EXERCISE INSTRUCTIONS: Transcribe the records that follow in their entirety, omitting any pictures.
═════ DATA ENTRIES ═════
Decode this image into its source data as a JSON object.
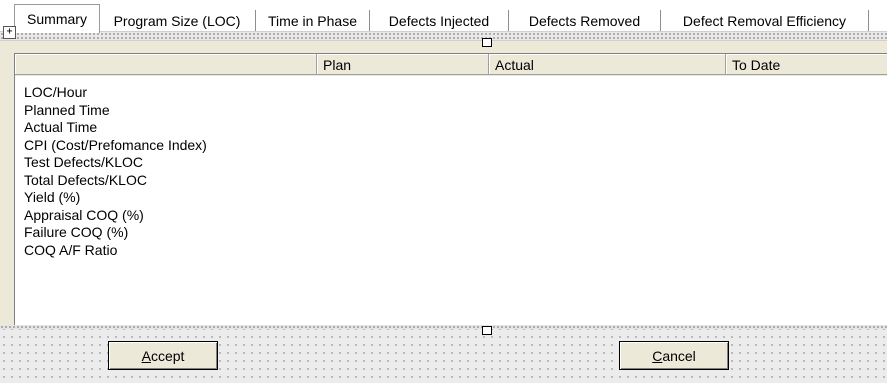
{
  "tabs": [
    {
      "label": "Summary",
      "active": true
    },
    {
      "label": "Program Size (LOC)",
      "active": false
    },
    {
      "label": "Time in Phase",
      "active": false
    },
    {
      "label": "Defects Injected",
      "active": false
    },
    {
      "label": "Defects Removed",
      "active": false
    },
    {
      "label": "Defect Removal Efficiency",
      "active": false
    }
  ],
  "grid": {
    "columns": [
      "",
      "Plan",
      "Actual",
      "To Date"
    ],
    "rows": [
      "LOC/Hour",
      "Planned Time",
      "Actual Time",
      "CPI (Cost/Prefomance Index)",
      "Test Defects/KLOC",
      "Total Defects/KLOC",
      "Yield (%)",
      "Appraisal COQ (%)",
      "Failure COQ (%)",
      "COQ A/F Ratio"
    ]
  },
  "buttons": {
    "accept": {
      "accel": "A",
      "rest": "ccept"
    },
    "cancel": {
      "accel": "C",
      "rest": "ancel"
    }
  }
}
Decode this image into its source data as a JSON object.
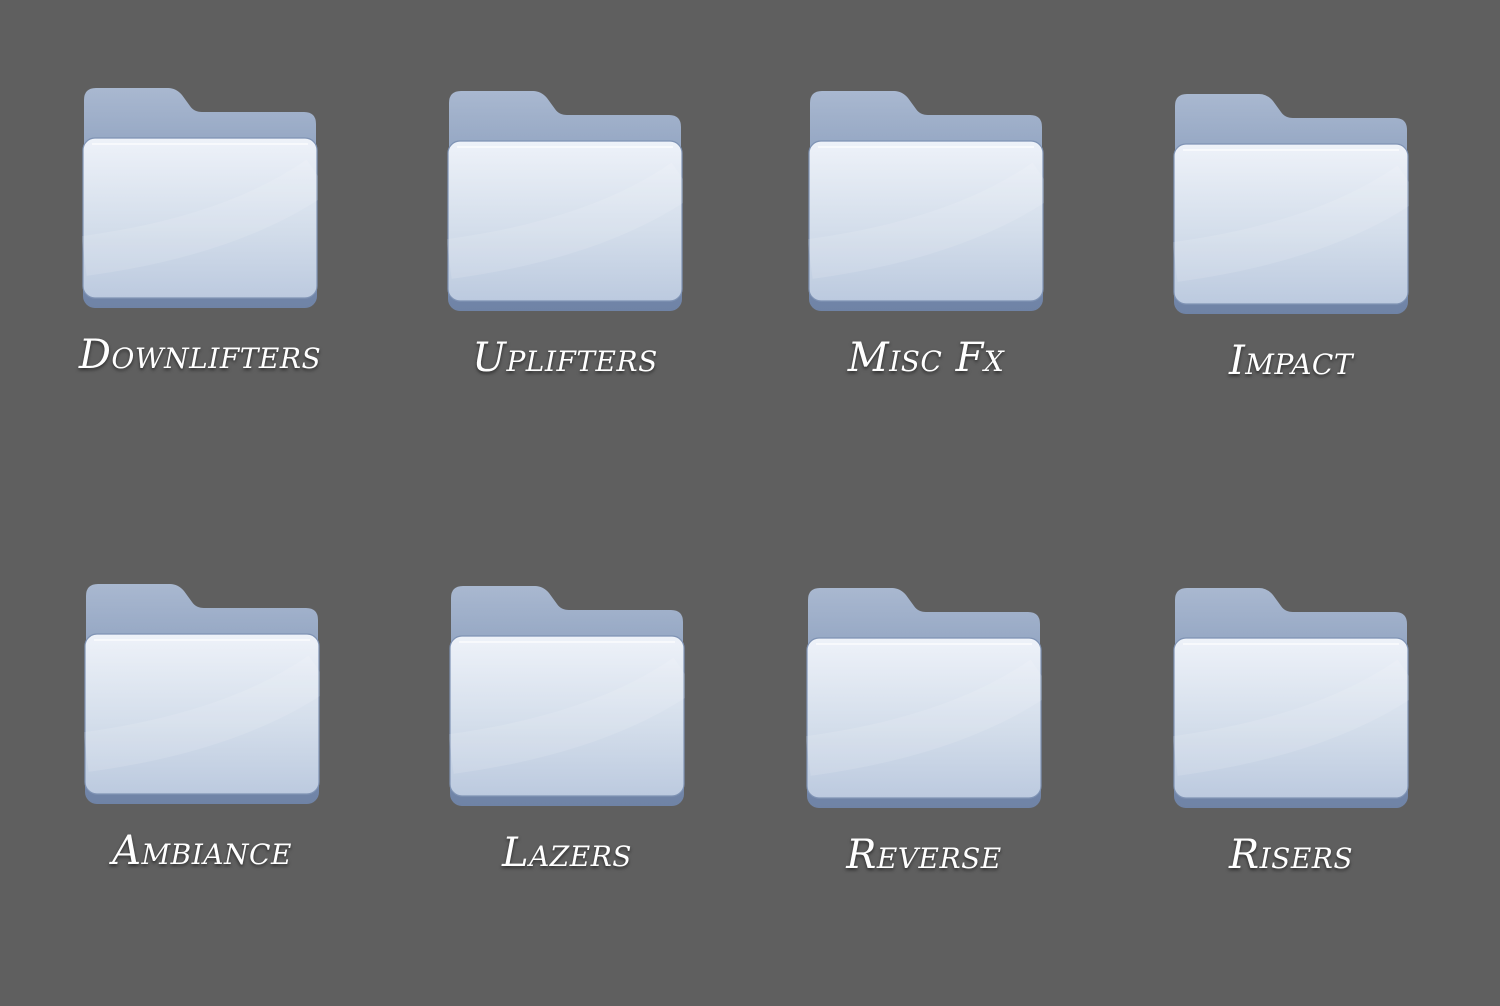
{
  "desktop": {
    "background_color": "#5f5f5f",
    "folders": [
      {
        "label": "Downlifters",
        "icon": "folder-icon"
      },
      {
        "label": "Uplifters",
        "icon": "folder-icon"
      },
      {
        "label": "Misc Fx",
        "icon": "folder-icon"
      },
      {
        "label": "Impact",
        "icon": "folder-icon"
      },
      {
        "label": "Ambiance",
        "icon": "folder-icon"
      },
      {
        "label": "Lazers",
        "icon": "folder-icon"
      },
      {
        "label": "Reverse",
        "icon": "folder-icon"
      },
      {
        "label": "Risers",
        "icon": "folder-icon"
      }
    ]
  }
}
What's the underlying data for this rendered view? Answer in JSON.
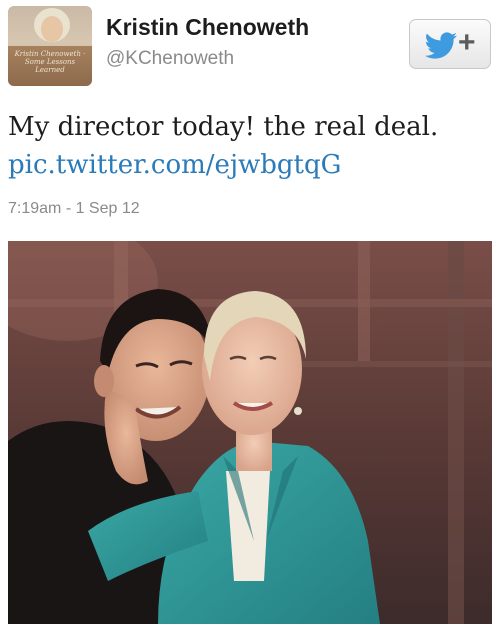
{
  "tweet": {
    "avatar_text": "Kristin Chenoweth · Some Lessons Learned",
    "display_name": "Kristin Chenoweth",
    "handle": "@KChenoweth",
    "text": "My director today! the real deal.",
    "link": "pic.twitter.com/ejwbgtqG",
    "timestamp": "7:19am - 1 Sep 12"
  },
  "follow_button": {
    "icon": "twitter-bird-icon",
    "plus": "+"
  },
  "colors": {
    "link": "#2b7bb9",
    "bird": "#3f9bdf",
    "jacket": "#2f9a9a"
  }
}
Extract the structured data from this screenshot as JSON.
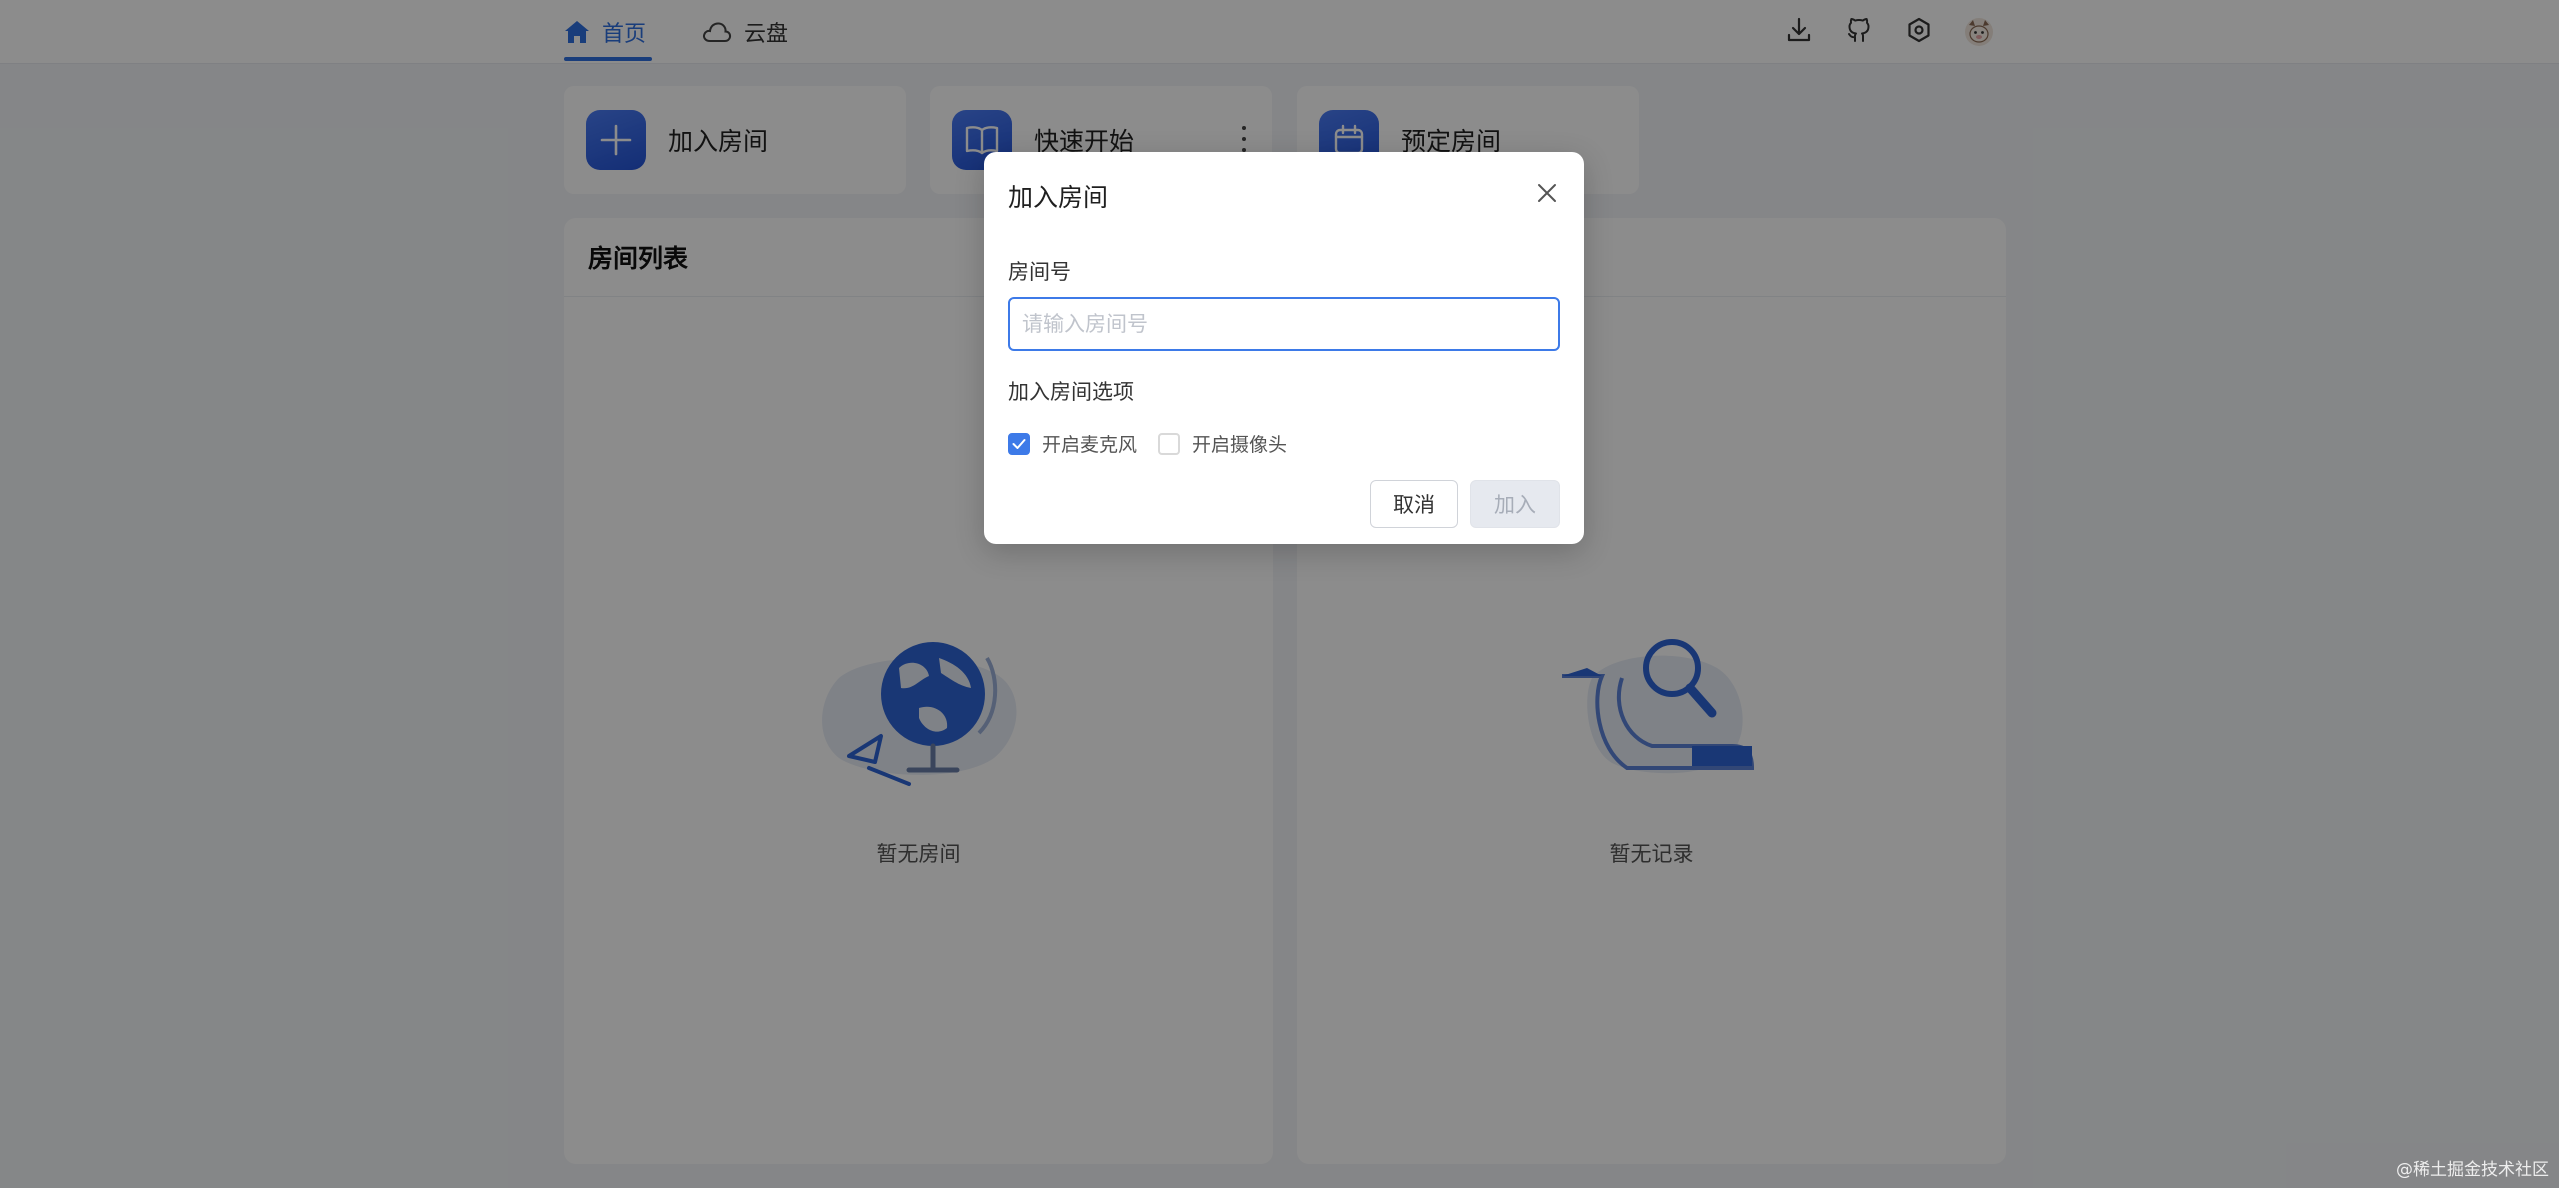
{
  "nav": {
    "tabs": [
      {
        "label": "首页",
        "icon": "home-icon",
        "active": true
      },
      {
        "label": "云盘",
        "icon": "cloud-icon",
        "active": false
      }
    ],
    "actions": [
      "download-icon",
      "github-icon",
      "settings-icon",
      "avatar"
    ]
  },
  "quick_actions": [
    {
      "label": "加入房间",
      "icon": "plus-icon"
    },
    {
      "label": "快速开始",
      "icon": "book-icon"
    },
    {
      "label": "预定房间",
      "icon": "calendar-icon"
    }
  ],
  "room_list": {
    "title": "房间列表",
    "empty_text": "暂无房间"
  },
  "history": {
    "empty_text": "暂无记录"
  },
  "modal": {
    "title": "加入房间",
    "room_number_label": "房间号",
    "room_number_placeholder": "请输入房间号",
    "room_number_value": "",
    "options_label": "加入房间选项",
    "options": [
      {
        "label": "开启麦克风",
        "checked": true
      },
      {
        "label": "开启摄像头",
        "checked": false
      }
    ],
    "cancel_label": "取消",
    "join_label": "加入"
  },
  "colors": {
    "accent": "#2e6fe0",
    "mask": "rgba(0,0,0,0.45)"
  },
  "watermark": "@稀土掘金技术社区"
}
═════
EXERCISE ANSWER:
Decode this image into its source data as a JSON object.
{
  "tabs": [
    {
      "label": "Summary",
      "active": true
    },
    {
      "label": "Program Size (LOC)",
      "active": false
    },
    {
      "label": "Time in Phase",
      "active": false
    },
    {
      "label": "Defects Injected",
      "active": false
    },
    {
      "label": "Defects Removed",
      "active": false
    },
    {
      "label": "Defect Removal Efficiency",
      "active": false
    }
  ],
  "grid": {
    "columns": [
      "",
      "Plan",
      "Actual",
      "To Date"
    ],
    "rows": [
      "LOC/Hour",
      "Planned Time",
      "Actual Time",
      "CPI (Cost/Prefomance Index)",
      "Test Defects/KLOC",
      "Total Defects/KLOC",
      "Yield (%)",
      "Appraisal COQ (%)",
      "Failure COQ (%)",
      "COQ A/F Ratio"
    ]
  },
  "buttons": {
    "accept": {
      "accel": "A",
      "rest": "ccept"
    },
    "cancel": {
      "accel": "C",
      "rest": "ancel"
    }
  }
}
Decode this image into its source data as a JSON object.
{
  "desktop": {
    "background_color": "#5f5f5f",
    "folders": [
      {
        "label": "Downlifters",
        "icon": "folder-icon"
      },
      {
        "label": "Uplifters",
        "icon": "folder-icon"
      },
      {
        "label": "Misc Fx",
        "icon": "folder-icon"
      },
      {
        "label": "Impact",
        "icon": "folder-icon"
      },
      {
        "label": "Ambiance",
        "icon": "folder-icon"
      },
      {
        "label": "Lazers",
        "icon": "folder-icon"
      },
      {
        "label": "Reverse",
        "icon": "folder-icon"
      },
      {
        "label": "Risers",
        "icon": "folder-icon"
      }
    ]
  }
}
What's the underlying data for this rendered view? Answer in JSON.
{
  "tweet": {
    "avatar_text": "Kristin Chenoweth · Some Lessons Learned",
    "display_name": "Kristin Chenoweth",
    "handle": "@KChenoweth",
    "text": "My director today! the real deal.",
    "link": "pic.twitter.com/ejwbgtqG",
    "timestamp": "7:19am - 1 Sep 12"
  },
  "follow_button": {
    "icon": "twitter-bird-icon",
    "plus": "+"
  },
  "colors": {
    "link": "#2b7bb9",
    "bird": "#3f9bdf",
    "jacket": "#2f9a9a"
  }
}
Extract the structured data from this screenshot as JSON.
{
  "nav": {
    "tabs": [
      {
        "label": "首页",
        "icon": "home-icon",
        "active": true
      },
      {
        "label": "云盘",
        "icon": "cloud-icon",
        "active": false
      }
    ],
    "actions": [
      "download-icon",
      "github-icon",
      "settings-icon",
      "avatar"
    ]
  },
  "quick_actions": [
    {
      "label": "加入房间",
      "icon": "plus-icon"
    },
    {
      "label": "快速开始",
      "icon": "book-icon"
    },
    {
      "label": "预定房间",
      "icon": "calendar-icon"
    }
  ],
  "room_list": {
    "title": "房间列表",
    "empty_text": "暂无房间"
  },
  "history": {
    "empty_text": "暂无记录"
  },
  "modal": {
    "title": "加入房间",
    "room_number_label": "房间号",
    "room_number_placeholder": "请输入房间号",
    "room_number_value": "",
    "options_label": "加入房间选项",
    "options": [
      {
        "label": "开启麦克风",
        "checked": true
      },
      {
        "label": "开启摄像头",
        "checked": false
      }
    ],
    "cancel_label": "取消",
    "join_label": "加入"
  },
  "colors": {
    "accent": "#2e6fe0",
    "mask": "rgba(0,0,0,0.45)"
  },
  "watermark": "@稀土掘金技术社区"
}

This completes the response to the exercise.